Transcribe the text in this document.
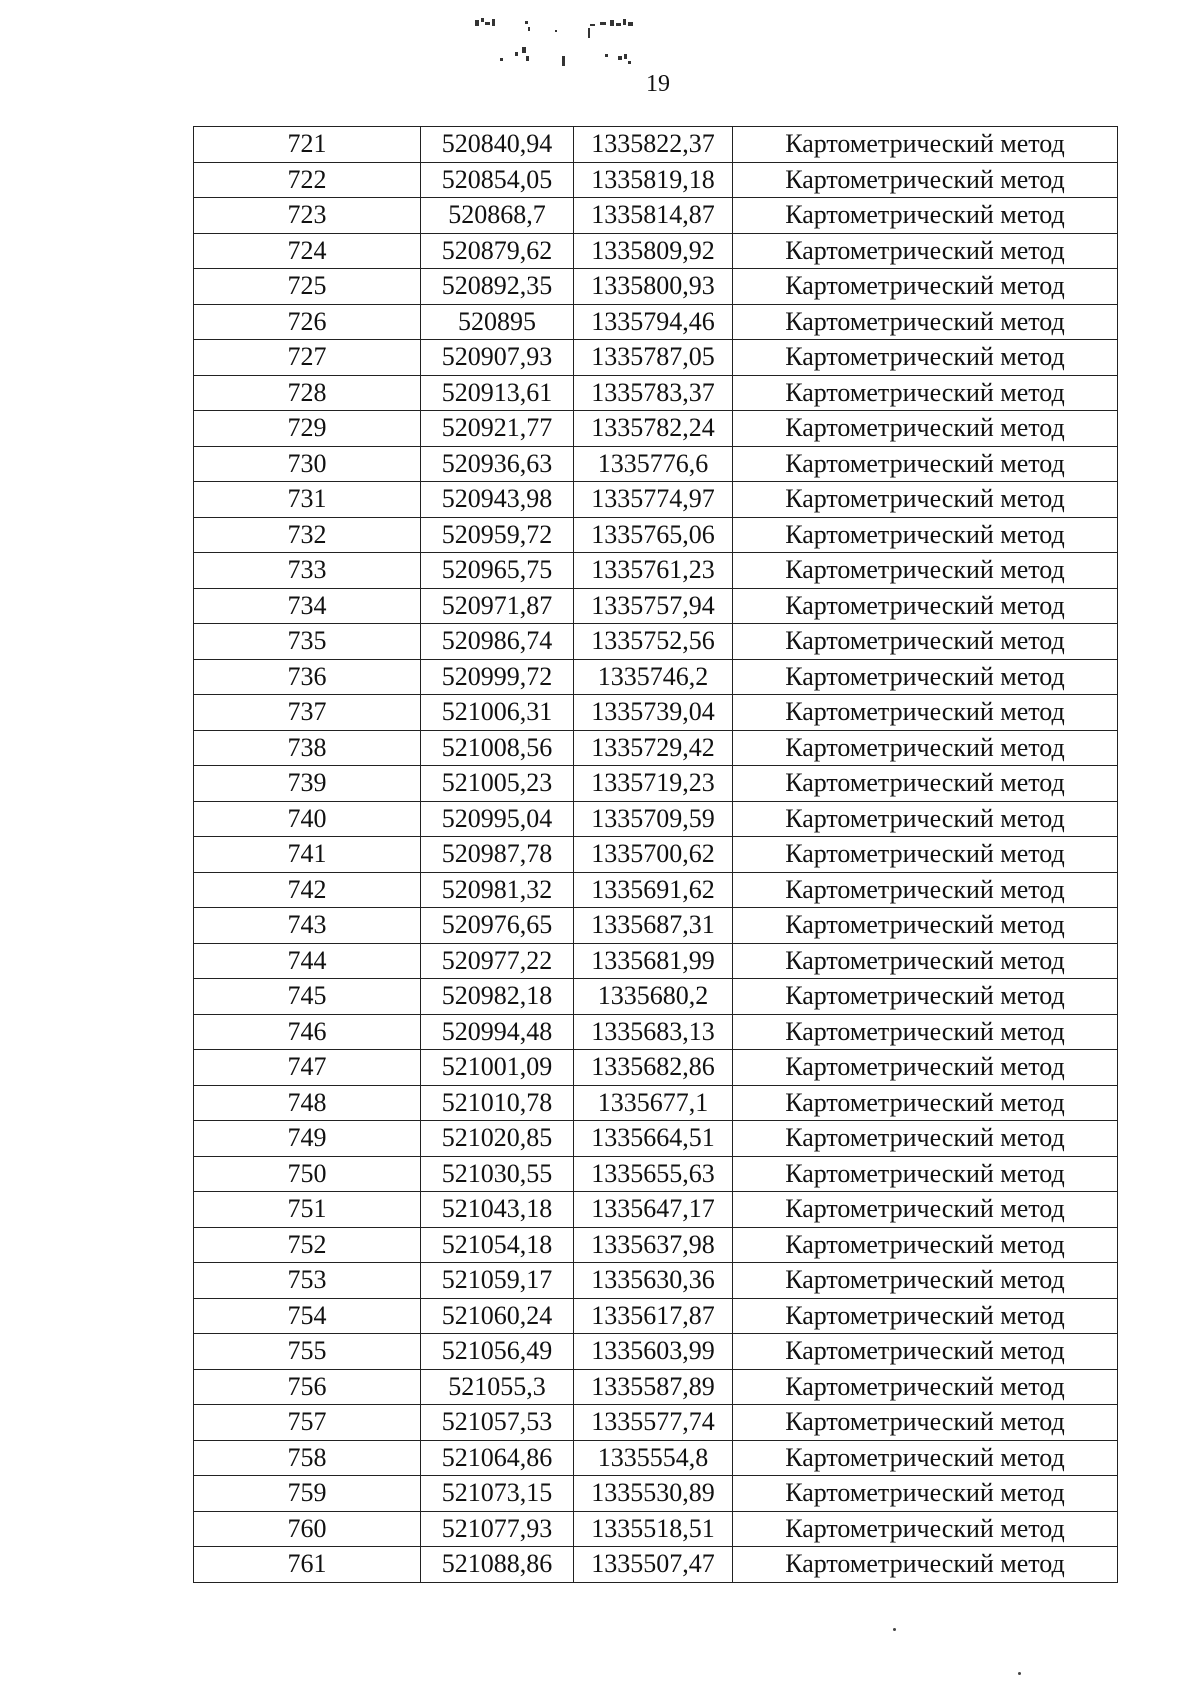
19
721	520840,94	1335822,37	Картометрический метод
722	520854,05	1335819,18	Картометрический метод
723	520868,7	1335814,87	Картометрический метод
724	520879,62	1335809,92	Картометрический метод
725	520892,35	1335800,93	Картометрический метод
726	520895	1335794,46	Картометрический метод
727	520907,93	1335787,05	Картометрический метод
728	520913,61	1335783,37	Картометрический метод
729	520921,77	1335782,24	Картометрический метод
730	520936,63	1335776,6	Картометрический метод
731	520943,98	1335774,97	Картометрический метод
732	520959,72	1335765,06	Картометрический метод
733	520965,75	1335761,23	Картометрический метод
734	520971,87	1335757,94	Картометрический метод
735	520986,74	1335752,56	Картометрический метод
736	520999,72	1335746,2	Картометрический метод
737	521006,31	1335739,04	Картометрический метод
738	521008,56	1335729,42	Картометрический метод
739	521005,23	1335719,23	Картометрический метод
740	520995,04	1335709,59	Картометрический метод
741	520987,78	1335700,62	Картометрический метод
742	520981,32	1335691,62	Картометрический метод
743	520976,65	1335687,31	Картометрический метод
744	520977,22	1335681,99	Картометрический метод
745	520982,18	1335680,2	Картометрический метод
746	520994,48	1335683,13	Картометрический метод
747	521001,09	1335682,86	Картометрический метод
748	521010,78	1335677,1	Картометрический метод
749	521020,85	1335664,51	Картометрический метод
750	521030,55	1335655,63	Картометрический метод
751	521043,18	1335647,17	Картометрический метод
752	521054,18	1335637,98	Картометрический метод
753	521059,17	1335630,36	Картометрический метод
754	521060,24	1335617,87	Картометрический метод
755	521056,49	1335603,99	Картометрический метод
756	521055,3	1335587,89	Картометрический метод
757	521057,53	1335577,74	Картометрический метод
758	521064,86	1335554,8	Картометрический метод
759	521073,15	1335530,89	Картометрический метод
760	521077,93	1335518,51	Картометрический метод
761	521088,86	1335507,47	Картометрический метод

+++

▸ **Short exercise**
Reproduce the records above exactly, leaving out every picture they contain.

▸ **Output of the exercise**
Transcribe the text in this document.
19
721	520840,94	1335822,37	Картометрический метод
722	520854,05	1335819,18	Картометрический метод
723	520868,7	1335814,87	Картометрический метод
724	520879,62	1335809,92	Картометрический метод
725	520892,35	1335800,93	Картометрический метод
726	520895	1335794,46	Картометрический метод
727	520907,93	1335787,05	Картометрический метод
728	520913,61	1335783,37	Картометрический метод
729	520921,77	1335782,24	Картометрический метод
730	520936,63	1335776,6	Картометрический метод
731	520943,98	1335774,97	Картометрический метод
732	520959,72	1335765,06	Картометрический метод
733	520965,75	1335761,23	Картометрический метод
734	520971,87	1335757,94	Картометрический метод
735	520986,74	1335752,56	Картометрический метод
736	520999,72	1335746,2	Картометрический метод
737	521006,31	1335739,04	Картометрический метод
738	521008,56	1335729,42	Картометрический метод
739	521005,23	1335719,23	Картометрический метод
740	520995,04	1335709,59	Картометрический метод
741	520987,78	1335700,62	Картометрический метод
742	520981,32	1335691,62	Картометрический метод
743	520976,65	1335687,31	Картометрический метод
744	520977,22	1335681,99	Картометрический метод
745	520982,18	1335680,2	Картометрический метод
746	520994,48	1335683,13	Картометрический метод
747	521001,09	1335682,86	Картометрический метод
748	521010,78	1335677,1	Картометрический метод
749	521020,85	1335664,51	Картометрический метод
750	521030,55	1335655,63	Картометрический метод
751	521043,18	1335647,17	Картометрический метод
752	521054,18	1335637,98	Картометрический метод
753	521059,17	1335630,36	Картометрический метод
754	521060,24	1335617,87	Картометрический метод
755	521056,49	1335603,99	Картометрический метод
756	521055,3	1335587,89	Картометрический метод
757	521057,53	1335577,74	Картометрический метод
758	521064,86	1335554,8	Картометрический метод
759	521073,15	1335530,89	Картометрический метод
760	521077,93	1335518,51	Картометрический метод
761	521088,86	1335507,47	Картометрический метод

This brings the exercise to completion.